Start RECORDS TO PROCESS

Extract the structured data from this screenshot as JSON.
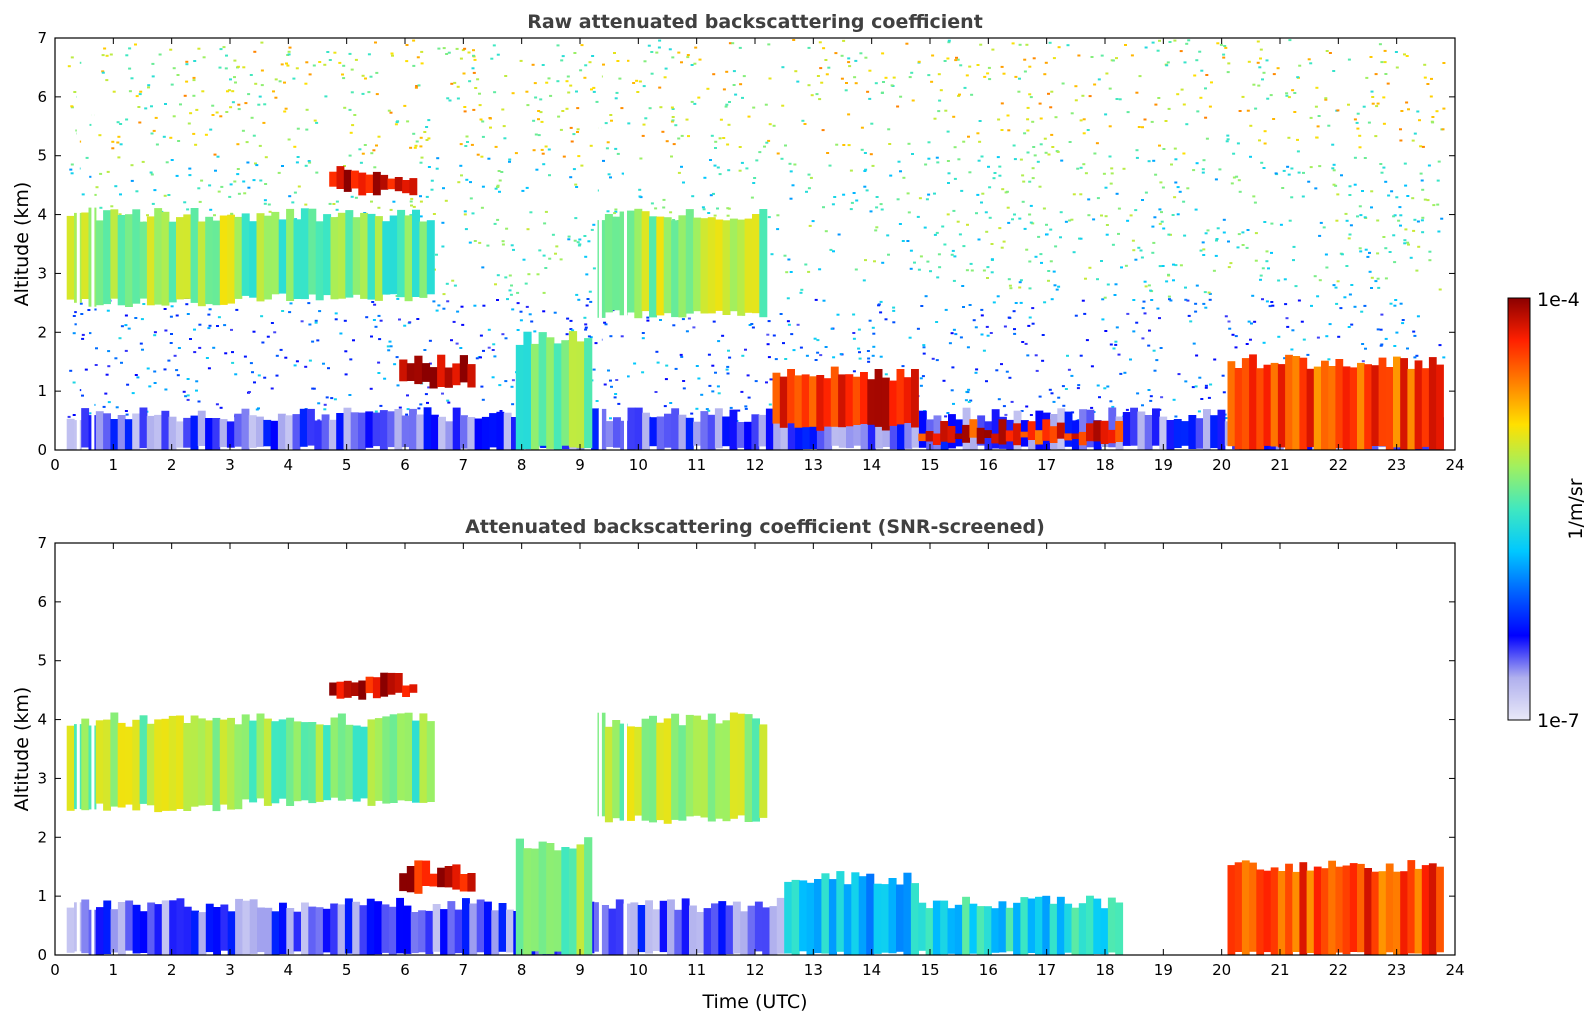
{
  "chart_data": [
    {
      "type": "heatmap",
      "title": "Raw attenuated backscattering coefficient",
      "xlabel": "",
      "ylabel": "Altitude (km)",
      "xlim": [
        0,
        24
      ],
      "ylim": [
        0,
        7
      ],
      "x_ticks": [
        0,
        1,
        2,
        3,
        4,
        5,
        6,
        7,
        8,
        9,
        10,
        11,
        12,
        13,
        14,
        15,
        16,
        17,
        18,
        19,
        20,
        21,
        22,
        23,
        24
      ],
      "y_ticks": [
        0,
        1,
        2,
        3,
        4,
        5,
        6,
        7
      ],
      "layers": [
        {
          "name": "near-surface",
          "t_start": 0.2,
          "t_end": 23.8,
          "z_bottom": 0.0,
          "z_top": 0.6,
          "level": 0.15
        },
        {
          "name": "morning cloud deck",
          "t_start": 0.2,
          "t_end": 3.2,
          "z_bottom": 2.5,
          "z_top": 4.0,
          "level": 0.6
        },
        {
          "name": "cloud deck",
          "t_start": 3.2,
          "t_end": 6.5,
          "z_bottom": 2.6,
          "z_top": 4.0,
          "level": 0.55
        },
        {
          "name": "thin layer",
          "t_start": 4.7,
          "t_end": 6.2,
          "z_bottom": 4.4,
          "z_top": 4.7,
          "level": 0.95
        },
        {
          "name": "low cloud",
          "t_start": 5.9,
          "t_end": 7.2,
          "z_bottom": 1.1,
          "z_top": 1.5,
          "level": 0.95
        },
        {
          "name": "convection",
          "t_start": 7.9,
          "t_end": 9.2,
          "z_bottom": 0.0,
          "z_top": 1.9,
          "level": 0.55
        },
        {
          "name": "mid cloud deck",
          "t_start": 9.3,
          "t_end": 12.2,
          "z_bottom": 2.3,
          "z_top": 4.0,
          "level": 0.6
        },
        {
          "name": "boundary layer top",
          "t_start": 12.3,
          "t_end": 14.8,
          "z_bottom": 0.4,
          "z_top": 1.3,
          "level": 0.9
        },
        {
          "name": "fog layer",
          "t_start": 14.8,
          "t_end": 18.3,
          "z_bottom": 0.15,
          "z_top": 0.4,
          "level": 0.9
        },
        {
          "name": "afternoon cloud",
          "t_start": 20.1,
          "t_end": 23.8,
          "z_bottom": 0.0,
          "z_top": 1.5,
          "level": 0.85
        }
      ],
      "gaps_hours": [
        0.4,
        0.65,
        9.35,
        9.78
      ]
    },
    {
      "type": "heatmap",
      "title": "Attenuated backscattering coefficient (SNR-screened)",
      "xlabel": "Time (UTC)",
      "ylabel": "Altitude (km)",
      "xlim": [
        0,
        24
      ],
      "ylim": [
        0,
        7
      ],
      "x_ticks": [
        0,
        1,
        2,
        3,
        4,
        5,
        6,
        7,
        8,
        9,
        10,
        11,
        12,
        13,
        14,
        15,
        16,
        17,
        18,
        19,
        20,
        21,
        22,
        23,
        24
      ],
      "y_ticks": [
        0,
        1,
        2,
        3,
        4,
        5,
        6,
        7
      ],
      "layers": [
        {
          "name": "near-surface",
          "t_start": 0.2,
          "t_end": 12.5,
          "z_bottom": 0.0,
          "z_top": 0.85,
          "level": 0.15
        },
        {
          "name": "morning cloud deck",
          "t_start": 0.2,
          "t_end": 3.2,
          "z_bottom": 2.5,
          "z_top": 4.0,
          "level": 0.6
        },
        {
          "name": "cloud deck",
          "t_start": 3.2,
          "t_end": 6.5,
          "z_bottom": 2.6,
          "z_top": 4.0,
          "level": 0.55
        },
        {
          "name": "thin layer",
          "t_start": 4.7,
          "t_end": 6.2,
          "z_bottom": 4.4,
          "z_top": 4.7,
          "level": 0.95
        },
        {
          "name": "low cloud",
          "t_start": 5.9,
          "t_end": 7.2,
          "z_bottom": 1.1,
          "z_top": 1.5,
          "level": 0.95
        },
        {
          "name": "convection",
          "t_start": 7.9,
          "t_end": 9.2,
          "z_bottom": 0.0,
          "z_top": 1.9,
          "level": 0.55
        },
        {
          "name": "mid cloud deck",
          "t_start": 9.3,
          "t_end": 12.2,
          "z_bottom": 2.3,
          "z_top": 4.0,
          "level": 0.6
        },
        {
          "name": "boundary layer",
          "t_start": 12.5,
          "t_end": 14.8,
          "z_bottom": 0.0,
          "z_top": 1.3,
          "level": 0.4
        },
        {
          "name": "fog layer",
          "t_start": 14.8,
          "t_end": 18.3,
          "z_bottom": 0.0,
          "z_top": 0.9,
          "level": 0.45
        },
        {
          "name": "afternoon cloud",
          "t_start": 20.1,
          "t_end": 23.8,
          "z_bottom": 0.0,
          "z_top": 1.5,
          "level": 0.85
        }
      ],
      "gaps_hours": [
        0.4,
        0.65,
        9.35,
        9.78
      ]
    }
  ],
  "colorbar": {
    "label": "1/m/sr",
    "max_label": "1e-4",
    "min_label": "1e-7",
    "colors": [
      "#e8e8f8",
      "#b0b0ee",
      "#0000ff",
      "#0060ff",
      "#00c8ff",
      "#40e8c0",
      "#a0f060",
      "#ffe000",
      "#ff8000",
      "#ff2000",
      "#8b0000"
    ]
  }
}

End RECORDS TO PROCESS

— JOB —
Output an exact copy of the material, with the pictures removed.

— TASK RESPONSE —
Extract the structured data from this screenshot as JSON.
{
  "chart_data": [
    {
      "type": "heatmap",
      "title": "Raw attenuated backscattering coefficient",
      "xlabel": "",
      "ylabel": "Altitude (km)",
      "xlim": [
        0,
        24
      ],
      "ylim": [
        0,
        7
      ],
      "x_ticks": [
        0,
        1,
        2,
        3,
        4,
        5,
        6,
        7,
        8,
        9,
        10,
        11,
        12,
        13,
        14,
        15,
        16,
        17,
        18,
        19,
        20,
        21,
        22,
        23,
        24
      ],
      "y_ticks": [
        0,
        1,
        2,
        3,
        4,
        5,
        6,
        7
      ],
      "layers": [
        {
          "name": "near-surface",
          "t_start": 0.2,
          "t_end": 23.8,
          "z_bottom": 0.0,
          "z_top": 0.6,
          "level": 0.15
        },
        {
          "name": "morning cloud deck",
          "t_start": 0.2,
          "t_end": 3.2,
          "z_bottom": 2.5,
          "z_top": 4.0,
          "level": 0.6
        },
        {
          "name": "cloud deck",
          "t_start": 3.2,
          "t_end": 6.5,
          "z_bottom": 2.6,
          "z_top": 4.0,
          "level": 0.55
        },
        {
          "name": "thin layer",
          "t_start": 4.7,
          "t_end": 6.2,
          "z_bottom": 4.4,
          "z_top": 4.7,
          "level": 0.95
        },
        {
          "name": "low cloud",
          "t_start": 5.9,
          "t_end": 7.2,
          "z_bottom": 1.1,
          "z_top": 1.5,
          "level": 0.95
        },
        {
          "name": "convection",
          "t_start": 7.9,
          "t_end": 9.2,
          "z_bottom": 0.0,
          "z_top": 1.9,
          "level": 0.55
        },
        {
          "name": "mid cloud deck",
          "t_start": 9.3,
          "t_end": 12.2,
          "z_bottom": 2.3,
          "z_top": 4.0,
          "level": 0.6
        },
        {
          "name": "boundary layer top",
          "t_start": 12.3,
          "t_end": 14.8,
          "z_bottom": 0.4,
          "z_top": 1.3,
          "level": 0.9
        },
        {
          "name": "fog layer",
          "t_start": 14.8,
          "t_end": 18.3,
          "z_bottom": 0.15,
          "z_top": 0.4,
          "level": 0.9
        },
        {
          "name": "afternoon cloud",
          "t_start": 20.1,
          "t_end": 23.8,
          "z_bottom": 0.0,
          "z_top": 1.5,
          "level": 0.85
        }
      ],
      "gaps_hours": [
        0.4,
        0.65,
        9.35,
        9.78
      ]
    },
    {
      "type": "heatmap",
      "title": "Attenuated backscattering coefficient (SNR-screened)",
      "xlabel": "Time (UTC)",
      "ylabel": "Altitude (km)",
      "xlim": [
        0,
        24
      ],
      "ylim": [
        0,
        7
      ],
      "x_ticks": [
        0,
        1,
        2,
        3,
        4,
        5,
        6,
        7,
        8,
        9,
        10,
        11,
        12,
        13,
        14,
        15,
        16,
        17,
        18,
        19,
        20,
        21,
        22,
        23,
        24
      ],
      "y_ticks": [
        0,
        1,
        2,
        3,
        4,
        5,
        6,
        7
      ],
      "layers": [
        {
          "name": "near-surface",
          "t_start": 0.2,
          "t_end": 12.5,
          "z_bottom": 0.0,
          "z_top": 0.85,
          "level": 0.15
        },
        {
          "name": "morning cloud deck",
          "t_start": 0.2,
          "t_end": 3.2,
          "z_bottom": 2.5,
          "z_top": 4.0,
          "level": 0.6
        },
        {
          "name": "cloud deck",
          "t_start": 3.2,
          "t_end": 6.5,
          "z_bottom": 2.6,
          "z_top": 4.0,
          "level": 0.55
        },
        {
          "name": "thin layer",
          "t_start": 4.7,
          "t_end": 6.2,
          "z_bottom": 4.4,
          "z_top": 4.7,
          "level": 0.95
        },
        {
          "name": "low cloud",
          "t_start": 5.9,
          "t_end": 7.2,
          "z_bottom": 1.1,
          "z_top": 1.5,
          "level": 0.95
        },
        {
          "name": "convection",
          "t_start": 7.9,
          "t_end": 9.2,
          "z_bottom": 0.0,
          "z_top": 1.9,
          "level": 0.55
        },
        {
          "name": "mid cloud deck",
          "t_start": 9.3,
          "t_end": 12.2,
          "z_bottom": 2.3,
          "z_top": 4.0,
          "level": 0.6
        },
        {
          "name": "boundary layer",
          "t_start": 12.5,
          "t_end": 14.8,
          "z_bottom": 0.0,
          "z_top": 1.3,
          "level": 0.4
        },
        {
          "name": "fog layer",
          "t_start": 14.8,
          "t_end": 18.3,
          "z_bottom": 0.0,
          "z_top": 0.9,
          "level": 0.45
        },
        {
          "name": "afternoon cloud",
          "t_start": 20.1,
          "t_end": 23.8,
          "z_bottom": 0.0,
          "z_top": 1.5,
          "level": 0.85
        }
      ],
      "gaps_hours": [
        0.4,
        0.65,
        9.35,
        9.78
      ]
    }
  ],
  "colorbar": {
    "label": "1/m/sr",
    "max_label": "1e-4",
    "min_label": "1e-7",
    "colors": [
      "#e8e8f8",
      "#b0b0ee",
      "#0000ff",
      "#0060ff",
      "#00c8ff",
      "#40e8c0",
      "#a0f060",
      "#ffe000",
      "#ff8000",
      "#ff2000",
      "#8b0000"
    ]
  }
}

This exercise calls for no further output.